_The data_

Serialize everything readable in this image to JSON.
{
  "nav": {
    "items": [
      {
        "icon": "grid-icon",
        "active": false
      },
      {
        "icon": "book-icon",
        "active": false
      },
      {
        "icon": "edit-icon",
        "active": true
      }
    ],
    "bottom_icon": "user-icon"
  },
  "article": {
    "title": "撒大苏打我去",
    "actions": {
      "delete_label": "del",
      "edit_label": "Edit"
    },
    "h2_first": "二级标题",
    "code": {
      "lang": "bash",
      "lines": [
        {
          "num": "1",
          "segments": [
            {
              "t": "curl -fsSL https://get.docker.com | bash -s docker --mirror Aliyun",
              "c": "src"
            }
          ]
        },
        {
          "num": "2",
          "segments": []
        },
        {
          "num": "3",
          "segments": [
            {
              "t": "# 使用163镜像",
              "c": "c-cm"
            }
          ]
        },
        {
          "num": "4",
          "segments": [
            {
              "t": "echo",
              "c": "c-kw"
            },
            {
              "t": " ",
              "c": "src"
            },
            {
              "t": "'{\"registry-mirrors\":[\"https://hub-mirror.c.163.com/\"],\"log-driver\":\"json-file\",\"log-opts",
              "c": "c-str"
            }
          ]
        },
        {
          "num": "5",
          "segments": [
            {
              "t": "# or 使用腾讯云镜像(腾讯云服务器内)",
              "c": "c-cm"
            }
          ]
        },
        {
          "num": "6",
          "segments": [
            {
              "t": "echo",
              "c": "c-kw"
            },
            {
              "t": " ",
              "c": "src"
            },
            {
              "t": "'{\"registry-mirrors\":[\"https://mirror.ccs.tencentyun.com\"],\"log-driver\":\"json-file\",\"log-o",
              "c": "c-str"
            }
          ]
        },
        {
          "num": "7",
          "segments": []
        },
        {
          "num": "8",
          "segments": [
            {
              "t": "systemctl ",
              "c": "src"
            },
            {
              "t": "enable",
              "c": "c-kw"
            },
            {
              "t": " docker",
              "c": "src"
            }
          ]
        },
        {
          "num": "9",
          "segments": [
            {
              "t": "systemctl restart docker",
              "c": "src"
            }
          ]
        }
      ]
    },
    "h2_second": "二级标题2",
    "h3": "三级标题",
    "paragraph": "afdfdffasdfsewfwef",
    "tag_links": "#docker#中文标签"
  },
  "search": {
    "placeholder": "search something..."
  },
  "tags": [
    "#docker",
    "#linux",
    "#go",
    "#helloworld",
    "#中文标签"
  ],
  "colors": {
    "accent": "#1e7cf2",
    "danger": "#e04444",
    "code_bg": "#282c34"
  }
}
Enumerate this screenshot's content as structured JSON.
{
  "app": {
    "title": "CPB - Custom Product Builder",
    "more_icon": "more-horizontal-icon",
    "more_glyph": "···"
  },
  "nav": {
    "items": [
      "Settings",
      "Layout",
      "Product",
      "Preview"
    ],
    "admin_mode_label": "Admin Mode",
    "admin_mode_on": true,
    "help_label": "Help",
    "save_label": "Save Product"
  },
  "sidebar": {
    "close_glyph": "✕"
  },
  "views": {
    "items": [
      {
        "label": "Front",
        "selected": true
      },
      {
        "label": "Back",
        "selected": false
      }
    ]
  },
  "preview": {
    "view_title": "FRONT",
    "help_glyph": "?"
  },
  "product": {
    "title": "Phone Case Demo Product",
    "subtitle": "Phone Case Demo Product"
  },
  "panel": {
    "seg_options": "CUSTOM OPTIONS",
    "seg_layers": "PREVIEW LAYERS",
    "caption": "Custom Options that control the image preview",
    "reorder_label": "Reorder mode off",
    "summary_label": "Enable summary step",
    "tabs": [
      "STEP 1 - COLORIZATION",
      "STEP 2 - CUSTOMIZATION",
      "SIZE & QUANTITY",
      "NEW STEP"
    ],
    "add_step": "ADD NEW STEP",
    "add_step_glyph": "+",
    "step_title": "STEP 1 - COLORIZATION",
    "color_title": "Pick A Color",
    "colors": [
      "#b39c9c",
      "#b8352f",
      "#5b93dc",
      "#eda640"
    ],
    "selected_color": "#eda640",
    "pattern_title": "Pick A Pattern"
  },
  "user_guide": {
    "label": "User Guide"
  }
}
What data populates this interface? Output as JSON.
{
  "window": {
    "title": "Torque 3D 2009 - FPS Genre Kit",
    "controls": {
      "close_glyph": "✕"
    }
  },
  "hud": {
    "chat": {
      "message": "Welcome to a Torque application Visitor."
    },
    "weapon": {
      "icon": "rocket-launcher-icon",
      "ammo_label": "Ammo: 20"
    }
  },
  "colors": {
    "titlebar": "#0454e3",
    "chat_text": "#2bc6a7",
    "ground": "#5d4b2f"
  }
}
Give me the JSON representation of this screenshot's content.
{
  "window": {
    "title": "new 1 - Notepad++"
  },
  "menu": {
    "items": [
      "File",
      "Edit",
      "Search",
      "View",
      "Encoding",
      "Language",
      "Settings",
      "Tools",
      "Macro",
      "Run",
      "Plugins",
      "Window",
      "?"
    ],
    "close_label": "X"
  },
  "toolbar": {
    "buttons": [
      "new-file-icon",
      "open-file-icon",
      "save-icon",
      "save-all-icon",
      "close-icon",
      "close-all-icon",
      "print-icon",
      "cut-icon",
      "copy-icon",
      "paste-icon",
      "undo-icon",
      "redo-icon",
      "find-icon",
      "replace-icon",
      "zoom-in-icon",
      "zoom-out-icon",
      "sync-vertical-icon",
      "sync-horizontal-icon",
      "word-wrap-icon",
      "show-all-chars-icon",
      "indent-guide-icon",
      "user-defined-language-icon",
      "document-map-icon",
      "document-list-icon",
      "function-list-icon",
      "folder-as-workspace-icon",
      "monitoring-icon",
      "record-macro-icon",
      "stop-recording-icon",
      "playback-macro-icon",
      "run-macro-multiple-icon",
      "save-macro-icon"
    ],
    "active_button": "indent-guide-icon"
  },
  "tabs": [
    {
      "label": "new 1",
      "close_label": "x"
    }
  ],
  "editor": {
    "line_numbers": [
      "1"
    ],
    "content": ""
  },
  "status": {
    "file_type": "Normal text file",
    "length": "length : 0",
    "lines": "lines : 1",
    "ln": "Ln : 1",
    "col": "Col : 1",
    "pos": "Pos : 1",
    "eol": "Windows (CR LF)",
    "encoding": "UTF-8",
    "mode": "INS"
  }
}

_Exercise_
Output every record above exactly as it appears.

_Task result_
Serialize everything readable in this image to JSON.
{
  "nav": {
    "items": [
      {
        "icon": "grid-icon",
        "active": false
      },
      {
        "icon": "book-icon",
        "active": false
      },
      {
        "icon": "edit-icon",
        "active": true
      }
    ],
    "bottom_icon": "user-icon"
  },
  "article": {
    "title": "撒大苏打我去",
    "actions": {
      "delete_label": "del",
      "edit_label": "Edit"
    },
    "h2_first": "二级标题",
    "code": {
      "lang": "bash",
      "lines": [
        {
          "num": "1",
          "segments": [
            {
              "t": "curl -fsSL https://get.docker.com | bash -s docker --mirror Aliyun",
              "c": "src"
            }
          ]
        },
        {
          "num": "2",
          "segments": []
        },
        {
          "num": "3",
          "segments": [
            {
              "t": "# 使用163镜像",
              "c": "c-cm"
            }
          ]
        },
        {
          "num": "4",
          "segments": [
            {
              "t": "echo",
              "c": "c-kw"
            },
            {
              "t": " ",
              "c": "src"
            },
            {
              "t": "'{\"registry-mirrors\":[\"https://hub-mirror.c.163.com/\"],\"log-driver\":\"json-file\",\"log-opts",
              "c": "c-str"
            }
          ]
        },
        {
          "num": "5",
          "segments": [
            {
              "t": "# or 使用腾讯云镜像(腾讯云服务器内)",
              "c": "c-cm"
            }
          ]
        },
        {
          "num": "6",
          "segments": [
            {
              "t": "echo",
              "c": "c-kw"
            },
            {
              "t": " ",
              "c": "src"
            },
            {
              "t": "'{\"registry-mirrors\":[\"https://mirror.ccs.tencentyun.com\"],\"log-driver\":\"json-file\",\"log-o",
              "c": "c-str"
            }
          ]
        },
        {
          "num": "7",
          "segments": []
        },
        {
          "num": "8",
          "segments": [
            {
              "t": "systemctl ",
              "c": "src"
            },
            {
              "t": "enable",
              "c": "c-kw"
            },
            {
              "t": " docker",
              "c": "src"
            }
          ]
        },
        {
          "num": "9",
          "segments": [
            {
              "t": "systemctl restart docker",
              "c": "src"
            }
          ]
        }
      ]
    },
    "h2_second": "二级标题2",
    "h3": "三级标题",
    "paragraph": "afdfdffasdfsewfwef",
    "tag_links": "#docker#中文标签"
  },
  "search": {
    "placeholder": "search something..."
  },
  "tags": [
    "#docker",
    "#linux",
    "#go",
    "#helloworld",
    "#中文标签"
  ],
  "colors": {
    "accent": "#1e7cf2",
    "danger": "#e04444",
    "code_bg": "#282c34"
  }
}
Enumerate this screenshot's content as structured JSON.
{
  "app": {
    "title": "CPB - Custom Product Builder",
    "more_icon": "more-horizontal-icon",
    "more_glyph": "···"
  },
  "nav": {
    "items": [
      "Settings",
      "Layout",
      "Product",
      "Preview"
    ],
    "admin_mode_label": "Admin Mode",
    "admin_mode_on": true,
    "help_label": "Help",
    "save_label": "Save Product"
  },
  "sidebar": {
    "close_glyph": "✕"
  },
  "views": {
    "items": [
      {
        "label": "Front",
        "selected": true
      },
      {
        "label": "Back",
        "selected": false
      }
    ]
  },
  "preview": {
    "view_title": "FRONT",
    "help_glyph": "?"
  },
  "product": {
    "title": "Phone Case Demo Product",
    "subtitle": "Phone Case Demo Product"
  },
  "panel": {
    "seg_options": "CUSTOM OPTIONS",
    "seg_layers": "PREVIEW LAYERS",
    "caption": "Custom Options that control the image preview",
    "reorder_label": "Reorder mode off",
    "summary_label": "Enable summary step",
    "tabs": [
      "STEP 1 - COLORIZATION",
      "STEP 2 - CUSTOMIZATION",
      "SIZE & QUANTITY",
      "NEW STEP"
    ],
    "add_step": "ADD NEW STEP",
    "add_step_glyph": "+",
    "step_title": "STEP 1 - COLORIZATION",
    "color_title": "Pick A Color",
    "colors": [
      "#b39c9c",
      "#b8352f",
      "#5b93dc",
      "#eda640"
    ],
    "selected_color": "#eda640",
    "pattern_title": "Pick A Pattern"
  },
  "user_guide": {
    "label": "User Guide"
  }
}
What data populates this interface? Output as JSON.
{
  "window": {
    "title": "Torque 3D 2009 - FPS Genre Kit",
    "controls": {
      "close_glyph": "✕"
    }
  },
  "hud": {
    "chat": {
      "message": "Welcome to a Torque application Visitor."
    },
    "weapon": {
      "icon": "rocket-launcher-icon",
      "ammo_label": "Ammo: 20"
    }
  },
  "colors": {
    "titlebar": "#0454e3",
    "chat_text": "#2bc6a7",
    "ground": "#5d4b2f"
  }
}
Give me the JSON representation of this screenshot's content.
{
  "window": {
    "title": "new 1 - Notepad++"
  },
  "menu": {
    "items": [
      "File",
      "Edit",
      "Search",
      "View",
      "Encoding",
      "Language",
      "Settings",
      "Tools",
      "Macro",
      "Run",
      "Plugins",
      "Window",
      "?"
    ],
    "close_label": "X"
  },
  "toolbar": {
    "buttons": [
      "new-file-icon",
      "open-file-icon",
      "save-icon",
      "save-all-icon",
      "close-icon",
      "close-all-icon",
      "print-icon",
      "cut-icon",
      "copy-icon",
      "paste-icon",
      "undo-icon",
      "redo-icon",
      "find-icon",
      "replace-icon",
      "zoom-in-icon",
      "zoom-out-icon",
      "sync-vertical-icon",
      "sync-horizontal-icon",
      "word-wrap-icon",
      "show-all-chars-icon",
      "indent-guide-icon",
      "user-defined-language-icon",
      "document-map-icon",
      "document-list-icon",
      "function-list-icon",
      "folder-as-workspace-icon",
      "monitoring-icon",
      "record-macro-icon",
      "stop-recording-icon",
      "playback-macro-icon",
      "run-macro-multiple-icon",
      "save-macro-icon"
    ],
    "active_button": "indent-guide-icon"
  },
  "tabs": [
    {
      "label": "new 1",
      "close_label": "x"
    }
  ],
  "editor": {
    "line_numbers": [
      "1"
    ],
    "content": ""
  },
  "status": {
    "file_type": "Normal text file",
    "length": "length : 0",
    "lines": "lines : 1",
    "ln": "Ln : 1",
    "col": "Col : 1",
    "pos": "Pos : 1",
    "eol": "Windows (CR LF)",
    "encoding": "UTF-8",
    "mode": "INS"
  }
}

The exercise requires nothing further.